▸ **STATED GOAL**
Take every line from the listing below that contains "Short".

_____

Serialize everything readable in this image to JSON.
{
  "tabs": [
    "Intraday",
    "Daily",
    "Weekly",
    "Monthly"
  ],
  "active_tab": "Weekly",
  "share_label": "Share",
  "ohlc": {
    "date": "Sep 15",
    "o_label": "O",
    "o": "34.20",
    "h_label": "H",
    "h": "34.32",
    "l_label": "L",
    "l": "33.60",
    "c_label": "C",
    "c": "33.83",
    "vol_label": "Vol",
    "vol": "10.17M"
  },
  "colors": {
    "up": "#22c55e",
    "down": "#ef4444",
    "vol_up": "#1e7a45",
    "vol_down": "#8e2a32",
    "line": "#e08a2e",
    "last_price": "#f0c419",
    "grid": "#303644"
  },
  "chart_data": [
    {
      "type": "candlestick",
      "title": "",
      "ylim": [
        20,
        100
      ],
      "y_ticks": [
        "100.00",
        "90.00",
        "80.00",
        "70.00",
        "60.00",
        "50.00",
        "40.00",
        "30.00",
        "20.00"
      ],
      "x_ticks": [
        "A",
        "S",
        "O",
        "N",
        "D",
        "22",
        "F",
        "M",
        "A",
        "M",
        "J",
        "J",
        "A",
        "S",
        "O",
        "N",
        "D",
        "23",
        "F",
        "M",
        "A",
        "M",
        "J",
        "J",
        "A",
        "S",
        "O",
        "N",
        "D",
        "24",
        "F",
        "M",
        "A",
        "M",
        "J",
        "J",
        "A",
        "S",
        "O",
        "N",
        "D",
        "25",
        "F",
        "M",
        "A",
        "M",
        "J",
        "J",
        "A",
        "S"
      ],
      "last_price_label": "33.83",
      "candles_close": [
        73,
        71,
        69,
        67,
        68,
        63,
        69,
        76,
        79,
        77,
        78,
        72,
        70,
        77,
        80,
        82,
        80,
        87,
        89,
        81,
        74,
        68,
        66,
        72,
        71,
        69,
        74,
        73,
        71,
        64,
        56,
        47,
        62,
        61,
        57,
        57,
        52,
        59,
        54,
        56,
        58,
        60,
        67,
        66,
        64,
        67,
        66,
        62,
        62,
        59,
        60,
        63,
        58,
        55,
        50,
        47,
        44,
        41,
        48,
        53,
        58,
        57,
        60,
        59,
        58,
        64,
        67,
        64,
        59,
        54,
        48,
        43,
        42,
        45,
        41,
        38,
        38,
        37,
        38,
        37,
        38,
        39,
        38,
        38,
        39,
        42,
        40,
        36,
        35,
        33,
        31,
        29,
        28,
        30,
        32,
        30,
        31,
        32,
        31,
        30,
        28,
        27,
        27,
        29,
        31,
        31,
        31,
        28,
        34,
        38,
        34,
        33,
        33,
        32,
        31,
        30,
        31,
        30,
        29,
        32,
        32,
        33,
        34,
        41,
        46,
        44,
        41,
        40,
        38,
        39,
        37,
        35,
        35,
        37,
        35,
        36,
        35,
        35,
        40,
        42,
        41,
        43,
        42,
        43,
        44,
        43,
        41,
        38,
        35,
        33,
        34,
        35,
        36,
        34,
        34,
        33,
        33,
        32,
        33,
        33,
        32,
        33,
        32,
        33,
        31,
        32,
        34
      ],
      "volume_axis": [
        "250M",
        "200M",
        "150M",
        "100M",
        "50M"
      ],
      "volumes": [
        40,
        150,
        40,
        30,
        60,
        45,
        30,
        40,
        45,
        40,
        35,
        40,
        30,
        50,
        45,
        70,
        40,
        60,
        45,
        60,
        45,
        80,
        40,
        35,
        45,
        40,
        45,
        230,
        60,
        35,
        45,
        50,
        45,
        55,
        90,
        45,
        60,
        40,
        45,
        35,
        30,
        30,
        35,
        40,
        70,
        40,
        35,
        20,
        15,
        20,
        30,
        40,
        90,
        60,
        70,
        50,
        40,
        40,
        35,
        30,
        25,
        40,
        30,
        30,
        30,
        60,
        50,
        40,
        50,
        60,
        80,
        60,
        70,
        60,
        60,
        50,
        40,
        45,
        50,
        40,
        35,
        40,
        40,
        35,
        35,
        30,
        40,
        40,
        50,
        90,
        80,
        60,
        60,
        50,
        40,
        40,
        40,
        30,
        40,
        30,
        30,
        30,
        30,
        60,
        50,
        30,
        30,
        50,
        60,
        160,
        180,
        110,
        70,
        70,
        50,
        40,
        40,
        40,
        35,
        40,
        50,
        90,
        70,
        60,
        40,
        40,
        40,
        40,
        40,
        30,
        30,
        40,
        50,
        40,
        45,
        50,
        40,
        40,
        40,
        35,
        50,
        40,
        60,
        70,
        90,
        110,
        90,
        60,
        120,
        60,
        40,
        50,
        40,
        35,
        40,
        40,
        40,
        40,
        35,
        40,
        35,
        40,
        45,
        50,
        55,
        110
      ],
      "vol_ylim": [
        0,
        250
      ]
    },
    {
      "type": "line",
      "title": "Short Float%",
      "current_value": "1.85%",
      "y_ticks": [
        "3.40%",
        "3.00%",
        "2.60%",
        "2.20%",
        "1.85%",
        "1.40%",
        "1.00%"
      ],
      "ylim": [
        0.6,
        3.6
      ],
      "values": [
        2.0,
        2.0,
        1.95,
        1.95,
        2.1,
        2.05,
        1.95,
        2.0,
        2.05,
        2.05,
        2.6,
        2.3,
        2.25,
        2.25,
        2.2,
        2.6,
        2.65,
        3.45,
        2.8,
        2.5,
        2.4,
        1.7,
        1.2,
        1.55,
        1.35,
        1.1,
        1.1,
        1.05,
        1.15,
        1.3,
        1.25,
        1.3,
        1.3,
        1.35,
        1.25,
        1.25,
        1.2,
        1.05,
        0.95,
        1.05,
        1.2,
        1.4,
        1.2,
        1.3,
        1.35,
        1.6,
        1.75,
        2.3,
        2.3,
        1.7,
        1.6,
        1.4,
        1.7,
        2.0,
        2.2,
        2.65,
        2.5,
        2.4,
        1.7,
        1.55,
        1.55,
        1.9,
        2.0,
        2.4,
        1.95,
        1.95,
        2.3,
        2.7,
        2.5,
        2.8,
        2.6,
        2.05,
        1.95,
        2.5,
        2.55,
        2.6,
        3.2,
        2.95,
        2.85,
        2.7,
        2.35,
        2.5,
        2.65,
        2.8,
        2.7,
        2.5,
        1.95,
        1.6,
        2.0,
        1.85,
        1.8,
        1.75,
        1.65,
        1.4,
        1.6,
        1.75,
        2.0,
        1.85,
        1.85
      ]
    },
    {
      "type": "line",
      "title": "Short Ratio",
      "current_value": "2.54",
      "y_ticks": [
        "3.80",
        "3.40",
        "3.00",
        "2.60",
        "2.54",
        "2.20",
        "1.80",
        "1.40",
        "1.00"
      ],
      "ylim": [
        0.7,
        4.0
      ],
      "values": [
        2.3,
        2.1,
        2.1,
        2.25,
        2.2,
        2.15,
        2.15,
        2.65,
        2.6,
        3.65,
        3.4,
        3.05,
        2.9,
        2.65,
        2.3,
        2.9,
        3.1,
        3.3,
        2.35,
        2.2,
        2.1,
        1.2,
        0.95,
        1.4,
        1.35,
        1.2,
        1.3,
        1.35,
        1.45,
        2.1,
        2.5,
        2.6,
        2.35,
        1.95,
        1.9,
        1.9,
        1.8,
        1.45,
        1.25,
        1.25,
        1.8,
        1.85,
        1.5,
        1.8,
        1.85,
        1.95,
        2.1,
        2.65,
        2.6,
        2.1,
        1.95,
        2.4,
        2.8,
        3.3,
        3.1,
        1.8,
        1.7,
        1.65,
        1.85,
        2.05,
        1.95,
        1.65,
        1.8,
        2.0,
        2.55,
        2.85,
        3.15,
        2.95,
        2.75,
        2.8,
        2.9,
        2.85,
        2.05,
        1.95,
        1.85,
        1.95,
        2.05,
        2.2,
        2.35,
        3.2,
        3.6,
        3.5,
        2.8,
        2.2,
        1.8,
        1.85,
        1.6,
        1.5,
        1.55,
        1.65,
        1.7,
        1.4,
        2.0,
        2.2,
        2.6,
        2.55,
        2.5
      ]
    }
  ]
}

_____

▸ **THE REPLY**
      "title": "Short Float%",
      "title": "Short Ratio",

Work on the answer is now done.